-- BEGIN Dataset rows --

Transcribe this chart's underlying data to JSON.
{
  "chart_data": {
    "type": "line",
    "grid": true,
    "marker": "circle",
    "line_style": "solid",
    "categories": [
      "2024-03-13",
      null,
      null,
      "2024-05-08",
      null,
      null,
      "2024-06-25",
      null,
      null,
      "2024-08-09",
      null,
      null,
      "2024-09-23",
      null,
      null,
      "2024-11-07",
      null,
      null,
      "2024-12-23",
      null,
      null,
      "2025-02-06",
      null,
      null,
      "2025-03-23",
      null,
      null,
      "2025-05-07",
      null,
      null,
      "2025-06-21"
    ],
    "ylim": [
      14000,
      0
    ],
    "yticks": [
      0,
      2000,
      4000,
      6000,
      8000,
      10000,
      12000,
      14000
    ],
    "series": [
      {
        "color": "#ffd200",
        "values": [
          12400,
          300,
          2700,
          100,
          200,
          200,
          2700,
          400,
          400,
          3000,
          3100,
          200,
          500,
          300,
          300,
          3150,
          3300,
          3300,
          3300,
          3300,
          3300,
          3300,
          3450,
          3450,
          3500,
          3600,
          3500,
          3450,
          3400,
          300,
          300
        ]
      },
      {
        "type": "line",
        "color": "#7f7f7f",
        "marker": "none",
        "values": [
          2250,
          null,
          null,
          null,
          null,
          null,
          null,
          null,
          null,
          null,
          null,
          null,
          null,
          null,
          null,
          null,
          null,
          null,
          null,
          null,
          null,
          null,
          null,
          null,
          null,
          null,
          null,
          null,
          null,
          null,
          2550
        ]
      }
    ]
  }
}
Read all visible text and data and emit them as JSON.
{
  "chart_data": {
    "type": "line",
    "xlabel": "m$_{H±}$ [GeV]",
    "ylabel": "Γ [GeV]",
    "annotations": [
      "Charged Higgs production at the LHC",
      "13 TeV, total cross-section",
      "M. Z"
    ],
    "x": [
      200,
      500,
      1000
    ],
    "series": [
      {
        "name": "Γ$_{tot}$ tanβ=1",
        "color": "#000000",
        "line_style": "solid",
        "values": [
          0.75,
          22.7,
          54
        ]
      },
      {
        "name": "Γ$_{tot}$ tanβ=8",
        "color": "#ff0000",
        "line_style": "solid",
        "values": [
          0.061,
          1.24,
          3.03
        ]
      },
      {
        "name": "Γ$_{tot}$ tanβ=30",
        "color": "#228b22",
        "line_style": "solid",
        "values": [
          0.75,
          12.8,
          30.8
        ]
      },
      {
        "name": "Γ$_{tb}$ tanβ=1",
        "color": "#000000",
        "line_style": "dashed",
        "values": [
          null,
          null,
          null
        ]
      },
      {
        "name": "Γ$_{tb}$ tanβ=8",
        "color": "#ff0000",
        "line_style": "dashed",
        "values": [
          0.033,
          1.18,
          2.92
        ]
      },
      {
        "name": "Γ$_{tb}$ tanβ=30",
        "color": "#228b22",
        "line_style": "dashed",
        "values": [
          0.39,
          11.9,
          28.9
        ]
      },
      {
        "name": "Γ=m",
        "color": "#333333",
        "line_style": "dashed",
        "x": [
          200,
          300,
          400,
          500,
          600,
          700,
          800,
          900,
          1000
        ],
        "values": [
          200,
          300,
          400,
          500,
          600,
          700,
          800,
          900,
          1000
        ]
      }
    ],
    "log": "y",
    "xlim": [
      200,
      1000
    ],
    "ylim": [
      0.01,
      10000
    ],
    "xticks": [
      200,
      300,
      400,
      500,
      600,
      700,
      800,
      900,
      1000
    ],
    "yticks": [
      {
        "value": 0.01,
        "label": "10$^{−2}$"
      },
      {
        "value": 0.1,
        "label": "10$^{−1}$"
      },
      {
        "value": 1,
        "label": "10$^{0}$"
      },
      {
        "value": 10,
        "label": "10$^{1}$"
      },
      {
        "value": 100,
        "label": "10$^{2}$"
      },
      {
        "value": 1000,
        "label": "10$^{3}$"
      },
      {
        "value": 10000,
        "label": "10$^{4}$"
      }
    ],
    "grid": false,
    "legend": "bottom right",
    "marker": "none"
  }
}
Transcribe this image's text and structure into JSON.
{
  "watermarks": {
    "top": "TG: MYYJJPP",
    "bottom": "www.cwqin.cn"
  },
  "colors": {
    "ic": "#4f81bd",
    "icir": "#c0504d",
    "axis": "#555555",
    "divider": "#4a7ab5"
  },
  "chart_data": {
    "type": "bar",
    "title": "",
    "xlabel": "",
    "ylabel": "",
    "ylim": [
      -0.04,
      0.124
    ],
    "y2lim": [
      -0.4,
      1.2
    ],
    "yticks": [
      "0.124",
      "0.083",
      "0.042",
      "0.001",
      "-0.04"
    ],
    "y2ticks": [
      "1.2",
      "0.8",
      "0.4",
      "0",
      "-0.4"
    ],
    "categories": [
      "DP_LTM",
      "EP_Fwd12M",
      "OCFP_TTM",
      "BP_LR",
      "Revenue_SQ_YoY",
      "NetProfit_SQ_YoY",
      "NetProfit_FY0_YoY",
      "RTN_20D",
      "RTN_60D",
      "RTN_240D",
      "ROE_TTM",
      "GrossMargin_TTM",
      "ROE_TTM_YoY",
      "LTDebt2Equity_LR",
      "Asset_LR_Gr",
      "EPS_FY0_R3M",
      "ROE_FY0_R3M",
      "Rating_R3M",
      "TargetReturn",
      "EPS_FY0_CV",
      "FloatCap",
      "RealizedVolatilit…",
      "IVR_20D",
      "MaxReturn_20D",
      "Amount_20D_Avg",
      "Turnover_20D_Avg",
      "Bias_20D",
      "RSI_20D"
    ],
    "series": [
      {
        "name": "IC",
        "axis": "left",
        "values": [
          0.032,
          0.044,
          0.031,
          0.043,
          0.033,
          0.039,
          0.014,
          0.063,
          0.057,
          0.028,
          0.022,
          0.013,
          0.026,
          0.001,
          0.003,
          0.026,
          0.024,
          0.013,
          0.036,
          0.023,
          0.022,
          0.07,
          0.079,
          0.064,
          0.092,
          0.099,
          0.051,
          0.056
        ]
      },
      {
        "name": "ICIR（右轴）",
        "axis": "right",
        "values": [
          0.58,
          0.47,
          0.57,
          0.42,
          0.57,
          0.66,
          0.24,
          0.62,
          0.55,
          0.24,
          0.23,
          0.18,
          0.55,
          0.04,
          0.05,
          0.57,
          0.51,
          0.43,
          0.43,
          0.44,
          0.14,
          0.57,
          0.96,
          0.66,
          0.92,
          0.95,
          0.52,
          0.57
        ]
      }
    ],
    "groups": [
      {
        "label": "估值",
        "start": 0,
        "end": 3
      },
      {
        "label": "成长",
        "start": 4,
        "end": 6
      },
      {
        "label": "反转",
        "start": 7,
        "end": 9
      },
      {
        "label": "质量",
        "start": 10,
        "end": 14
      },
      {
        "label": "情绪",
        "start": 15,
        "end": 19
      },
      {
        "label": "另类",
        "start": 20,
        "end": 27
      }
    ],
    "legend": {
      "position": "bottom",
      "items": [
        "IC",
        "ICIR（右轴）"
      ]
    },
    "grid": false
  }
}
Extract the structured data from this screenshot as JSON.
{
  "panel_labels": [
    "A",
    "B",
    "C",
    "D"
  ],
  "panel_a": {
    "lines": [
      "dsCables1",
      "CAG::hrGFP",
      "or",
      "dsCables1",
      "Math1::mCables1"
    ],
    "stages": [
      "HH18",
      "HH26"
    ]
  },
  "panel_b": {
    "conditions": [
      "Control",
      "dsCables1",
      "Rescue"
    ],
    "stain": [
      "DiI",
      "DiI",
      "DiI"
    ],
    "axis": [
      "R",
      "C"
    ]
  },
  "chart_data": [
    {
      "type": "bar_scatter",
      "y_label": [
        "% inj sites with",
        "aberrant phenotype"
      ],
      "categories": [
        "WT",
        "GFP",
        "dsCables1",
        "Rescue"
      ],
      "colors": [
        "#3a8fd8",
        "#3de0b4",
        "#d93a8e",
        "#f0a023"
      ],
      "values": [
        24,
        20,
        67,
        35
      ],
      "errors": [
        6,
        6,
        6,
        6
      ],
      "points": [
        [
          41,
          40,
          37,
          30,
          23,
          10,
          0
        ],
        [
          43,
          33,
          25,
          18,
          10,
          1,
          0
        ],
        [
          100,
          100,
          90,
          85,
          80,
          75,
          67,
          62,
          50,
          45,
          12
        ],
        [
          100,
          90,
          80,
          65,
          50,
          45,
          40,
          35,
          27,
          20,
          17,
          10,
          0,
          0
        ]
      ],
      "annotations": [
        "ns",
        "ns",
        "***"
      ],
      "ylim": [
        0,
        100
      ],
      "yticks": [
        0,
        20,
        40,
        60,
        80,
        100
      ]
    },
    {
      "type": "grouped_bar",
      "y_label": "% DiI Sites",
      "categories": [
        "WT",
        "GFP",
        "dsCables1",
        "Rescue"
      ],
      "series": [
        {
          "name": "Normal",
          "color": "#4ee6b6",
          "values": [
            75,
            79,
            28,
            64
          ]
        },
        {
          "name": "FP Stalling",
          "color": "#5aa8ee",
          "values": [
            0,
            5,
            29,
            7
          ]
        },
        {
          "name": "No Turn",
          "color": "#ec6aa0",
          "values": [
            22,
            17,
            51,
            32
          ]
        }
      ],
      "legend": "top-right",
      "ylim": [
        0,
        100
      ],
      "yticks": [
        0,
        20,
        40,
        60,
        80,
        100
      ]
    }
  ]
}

-- END Dataset rows --

Short problem:
Using the entries above, return each line in which the word "bottom" occurs.

Answer to the problem:
    "legend": "bottom right",
    "bottom": "www.cwqin.cn"
      "position": "bottom",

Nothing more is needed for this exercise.